WHAT TO DO >> Write out each line of the material again, word for word.

INPUT MATERIAL >>
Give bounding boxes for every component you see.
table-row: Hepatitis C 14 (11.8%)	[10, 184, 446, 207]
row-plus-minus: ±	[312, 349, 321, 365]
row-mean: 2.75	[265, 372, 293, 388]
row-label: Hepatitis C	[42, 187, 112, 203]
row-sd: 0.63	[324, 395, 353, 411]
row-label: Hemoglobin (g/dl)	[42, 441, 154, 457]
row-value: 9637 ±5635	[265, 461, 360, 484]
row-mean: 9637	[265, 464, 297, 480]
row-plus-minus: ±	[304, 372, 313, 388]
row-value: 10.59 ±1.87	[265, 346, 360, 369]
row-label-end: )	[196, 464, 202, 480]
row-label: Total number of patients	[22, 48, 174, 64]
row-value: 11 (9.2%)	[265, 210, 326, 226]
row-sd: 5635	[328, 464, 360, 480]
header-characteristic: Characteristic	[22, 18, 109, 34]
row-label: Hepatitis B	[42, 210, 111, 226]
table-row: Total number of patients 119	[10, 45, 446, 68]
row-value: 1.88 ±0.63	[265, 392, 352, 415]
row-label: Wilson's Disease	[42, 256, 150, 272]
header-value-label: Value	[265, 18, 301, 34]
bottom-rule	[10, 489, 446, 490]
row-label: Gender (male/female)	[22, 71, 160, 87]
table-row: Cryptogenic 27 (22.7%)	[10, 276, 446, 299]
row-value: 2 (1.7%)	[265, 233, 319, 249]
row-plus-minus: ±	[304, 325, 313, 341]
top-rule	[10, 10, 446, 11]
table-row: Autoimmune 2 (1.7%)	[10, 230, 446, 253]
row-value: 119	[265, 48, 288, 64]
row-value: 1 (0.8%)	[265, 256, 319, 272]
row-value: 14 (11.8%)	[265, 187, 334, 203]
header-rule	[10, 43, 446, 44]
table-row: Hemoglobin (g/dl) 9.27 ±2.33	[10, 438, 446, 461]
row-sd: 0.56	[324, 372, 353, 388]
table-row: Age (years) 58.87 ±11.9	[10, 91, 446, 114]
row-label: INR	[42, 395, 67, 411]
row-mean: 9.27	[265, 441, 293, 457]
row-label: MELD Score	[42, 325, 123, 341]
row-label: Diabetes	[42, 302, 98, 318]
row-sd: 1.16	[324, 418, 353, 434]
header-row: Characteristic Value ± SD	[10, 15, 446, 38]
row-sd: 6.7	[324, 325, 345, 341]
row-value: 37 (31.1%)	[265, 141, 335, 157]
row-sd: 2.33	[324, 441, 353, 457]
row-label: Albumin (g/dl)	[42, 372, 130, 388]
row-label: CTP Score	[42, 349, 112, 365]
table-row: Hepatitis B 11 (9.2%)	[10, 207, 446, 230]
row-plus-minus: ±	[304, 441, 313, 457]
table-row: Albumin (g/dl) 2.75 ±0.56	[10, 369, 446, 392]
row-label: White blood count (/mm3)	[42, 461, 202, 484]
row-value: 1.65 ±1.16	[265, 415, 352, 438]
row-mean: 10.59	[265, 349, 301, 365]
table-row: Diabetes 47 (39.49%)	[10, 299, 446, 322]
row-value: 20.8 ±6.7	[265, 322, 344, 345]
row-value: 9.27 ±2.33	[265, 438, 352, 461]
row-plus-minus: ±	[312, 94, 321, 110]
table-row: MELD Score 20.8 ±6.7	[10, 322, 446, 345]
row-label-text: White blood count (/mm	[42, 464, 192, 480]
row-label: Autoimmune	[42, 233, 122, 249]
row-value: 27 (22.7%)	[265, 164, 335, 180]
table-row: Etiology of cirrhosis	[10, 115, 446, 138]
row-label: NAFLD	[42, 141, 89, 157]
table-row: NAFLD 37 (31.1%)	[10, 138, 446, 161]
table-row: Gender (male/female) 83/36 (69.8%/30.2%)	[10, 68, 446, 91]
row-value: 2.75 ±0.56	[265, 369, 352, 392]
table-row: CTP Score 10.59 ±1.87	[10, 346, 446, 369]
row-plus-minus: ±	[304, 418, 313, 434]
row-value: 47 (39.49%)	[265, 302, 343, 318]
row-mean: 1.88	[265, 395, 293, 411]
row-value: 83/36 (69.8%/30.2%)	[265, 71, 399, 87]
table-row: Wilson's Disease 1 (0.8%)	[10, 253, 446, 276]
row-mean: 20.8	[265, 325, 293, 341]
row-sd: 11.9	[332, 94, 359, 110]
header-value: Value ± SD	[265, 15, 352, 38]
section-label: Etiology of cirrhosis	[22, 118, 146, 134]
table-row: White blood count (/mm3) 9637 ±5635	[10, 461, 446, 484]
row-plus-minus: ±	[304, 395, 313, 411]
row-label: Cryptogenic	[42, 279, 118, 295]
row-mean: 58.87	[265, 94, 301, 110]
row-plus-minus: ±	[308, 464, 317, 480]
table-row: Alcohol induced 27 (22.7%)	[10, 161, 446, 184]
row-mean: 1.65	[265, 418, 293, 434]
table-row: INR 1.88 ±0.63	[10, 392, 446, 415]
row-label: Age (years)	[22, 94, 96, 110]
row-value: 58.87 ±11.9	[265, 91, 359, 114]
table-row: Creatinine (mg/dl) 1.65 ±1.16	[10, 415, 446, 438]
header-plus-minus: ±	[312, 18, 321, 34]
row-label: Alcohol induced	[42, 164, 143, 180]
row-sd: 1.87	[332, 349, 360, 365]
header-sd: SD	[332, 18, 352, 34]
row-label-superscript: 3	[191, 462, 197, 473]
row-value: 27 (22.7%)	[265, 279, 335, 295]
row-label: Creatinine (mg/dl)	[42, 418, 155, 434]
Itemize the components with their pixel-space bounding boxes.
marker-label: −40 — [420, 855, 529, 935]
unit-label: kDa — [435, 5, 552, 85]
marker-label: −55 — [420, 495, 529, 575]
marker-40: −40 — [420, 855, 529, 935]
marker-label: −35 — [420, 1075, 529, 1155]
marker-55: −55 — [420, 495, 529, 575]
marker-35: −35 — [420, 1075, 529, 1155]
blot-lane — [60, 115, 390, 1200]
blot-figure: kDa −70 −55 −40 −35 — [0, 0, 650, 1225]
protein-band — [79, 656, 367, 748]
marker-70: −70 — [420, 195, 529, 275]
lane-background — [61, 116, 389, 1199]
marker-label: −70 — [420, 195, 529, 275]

REPLY >>
Give bounding boxes for every component you see.
table-row: Hepatitis C 14 (11.8%)	[10, 184, 446, 207]
row-plus-minus: ±	[312, 349, 321, 365]
row-mean: 2.75	[265, 372, 293, 388]
row-label: Hepatitis C	[42, 187, 112, 203]
row-sd: 0.63	[324, 395, 353, 411]
row-label: Hemoglobin (g/dl)	[42, 441, 154, 457]
row-value: 9637 ±5635	[265, 461, 360, 484]
row-mean: 9637	[265, 464, 297, 480]
row-plus-minus: ±	[304, 372, 313, 388]
row-value: 10.59 ±1.87	[265, 346, 360, 369]
row-label-end: )	[196, 464, 202, 480]
row-label: Total number of patients	[22, 48, 174, 64]
row-value: 11 (9.2%)	[265, 210, 326, 226]
row-sd: 5635	[328, 464, 360, 480]
header-characteristic: Characteristic	[22, 18, 109, 34]
row-label: Hepatitis B	[42, 210, 111, 226]
table-row: Total number of patients 119	[10, 45, 446, 68]
row-value: 1.88 ±0.63	[265, 392, 352, 415]
row-label: Wilson's Disease	[42, 256, 150, 272]
header-value-label: Value	[265, 18, 301, 34]
bottom-rule	[10, 489, 446, 490]
row-label: Gender (male/female)	[22, 71, 160, 87]
table-row: Cryptogenic 27 (22.7%)	[10, 276, 446, 299]
row-value: 2 (1.7%)	[265, 233, 319, 249]
row-plus-minus: ±	[304, 325, 313, 341]
top-rule	[10, 10, 446, 11]
table-row: Autoimmune 2 (1.7%)	[10, 230, 446, 253]
row-value: 119	[265, 48, 288, 64]
row-value: 1 (0.8%)	[265, 256, 319, 272]
row-value: 14 (11.8%)	[265, 187, 334, 203]
header-rule	[10, 43, 446, 44]
table-row: Hemoglobin (g/dl) 9.27 ±2.33	[10, 438, 446, 461]
row-sd: 0.56	[324, 372, 353, 388]
table-row: Age (years) 58.87 ±11.9	[10, 91, 446, 114]
row-label: INR	[42, 395, 67, 411]
row-mean: 9.27	[265, 441, 293, 457]
row-label: MELD Score	[42, 325, 123, 341]
row-label: Diabetes	[42, 302, 98, 318]
row-sd: 1.16	[324, 418, 353, 434]
header-row: Characteristic Value ± SD	[10, 15, 446, 38]
row-sd: 6.7	[324, 325, 345, 341]
row-value: 37 (31.1%)	[265, 141, 335, 157]
row-sd: 2.33	[324, 441, 353, 457]
row-label: Albumin (g/dl)	[42, 372, 130, 388]
row-label: CTP Score	[42, 349, 112, 365]
table-row: Hepatitis B 11 (9.2%)	[10, 207, 446, 230]
row-plus-minus: ±	[304, 441, 313, 457]
table-row: Albumin (g/dl) 2.75 ±0.56	[10, 369, 446, 392]
row-label: White blood count (/mm3)	[42, 461, 202, 484]
row-value: 1.65 ±1.16	[265, 415, 352, 438]
row-mean: 10.59	[265, 349, 301, 365]
table-row: Diabetes 47 (39.49%)	[10, 299, 446, 322]
row-value: 20.8 ±6.7	[265, 322, 344, 345]
row-value: 9.27 ±2.33	[265, 438, 352, 461]
row-plus-minus: ±	[312, 94, 321, 110]
table-row: MELD Score 20.8 ±6.7	[10, 322, 446, 345]
row-label-text: White blood count (/mm	[42, 464, 192, 480]
row-label: Autoimmune	[42, 233, 122, 249]
row-value: 27 (22.7%)	[265, 164, 335, 180]
table-row: Etiology of cirrhosis	[10, 115, 446, 138]
row-label: NAFLD	[42, 141, 89, 157]
table-row: NAFLD 37 (31.1%)	[10, 138, 446, 161]
table-row: Gender (male/female) 83/36 (69.8%/30.2%)	[10, 68, 446, 91]
row-value: 2.75 ±0.56	[265, 369, 352, 392]
table-row: CTP Score 10.59 ±1.87	[10, 346, 446, 369]
row-plus-minus: ±	[304, 418, 313, 434]
row-value: 47 (39.49%)	[265, 302, 343, 318]
row-mean: 1.88	[265, 395, 293, 411]
row-value: 83/36 (69.8%/30.2%)	[265, 71, 399, 87]
table-row: Wilson's Disease 1 (0.8%)	[10, 253, 446, 276]
row-mean: 20.8	[265, 325, 293, 341]
row-sd: 11.9	[332, 94, 359, 110]
header-value: Value ± SD	[265, 15, 352, 38]
section-label: Etiology of cirrhosis	[22, 118, 146, 134]
table-row: White blood count (/mm3) 9637 ±5635	[10, 461, 446, 484]
row-plus-minus: ±	[304, 395, 313, 411]
row-label: Cryptogenic	[42, 279, 118, 295]
row-mean: 58.87	[265, 94, 301, 110]
row-plus-minus: ±	[308, 464, 317, 480]
table-row: Alcohol induced 27 (22.7%)	[10, 161, 446, 184]
row-mean: 1.65	[265, 418, 293, 434]
table-row: INR 1.88 ±0.63	[10, 392, 446, 415]
row-label: Age (years)	[22, 94, 96, 110]
row-value: 58.87 ±11.9	[265, 91, 359, 114]
table-row: Creatinine (mg/dl) 1.65 ±1.16	[10, 415, 446, 438]
header-plus-minus: ±	[312, 18, 321, 34]
row-label: Alcohol induced	[42, 164, 143, 180]
row-sd: 1.87	[332, 349, 360, 365]
header-sd: SD	[332, 18, 352, 34]
row-label-superscript: 3	[191, 462, 197, 473]
row-value: 27 (22.7%)	[265, 279, 335, 295]
row-label: Creatinine (mg/dl)	[42, 418, 155, 434]
Itemize the components with their pixel-space bounding boxes.
marker-label: −40 — [420, 855, 529, 935]
unit-label: kDa — [435, 5, 552, 85]
marker-label: −55 — [420, 495, 529, 575]
marker-40: −40 — [420, 855, 529, 935]
marker-label: −35 — [420, 1075, 529, 1155]
marker-55: −55 — [420, 495, 529, 575]
marker-35: −35 — [420, 1075, 529, 1155]
blot-lane — [60, 115, 390, 1200]
blot-figure: kDa −70 −55 −40 −35 — [0, 0, 650, 1225]
protein-band — [79, 656, 367, 748]
marker-70: −70 — [420, 195, 529, 275]
lane-background — [61, 116, 389, 1199]
marker-label: −70 — [420, 195, 529, 275]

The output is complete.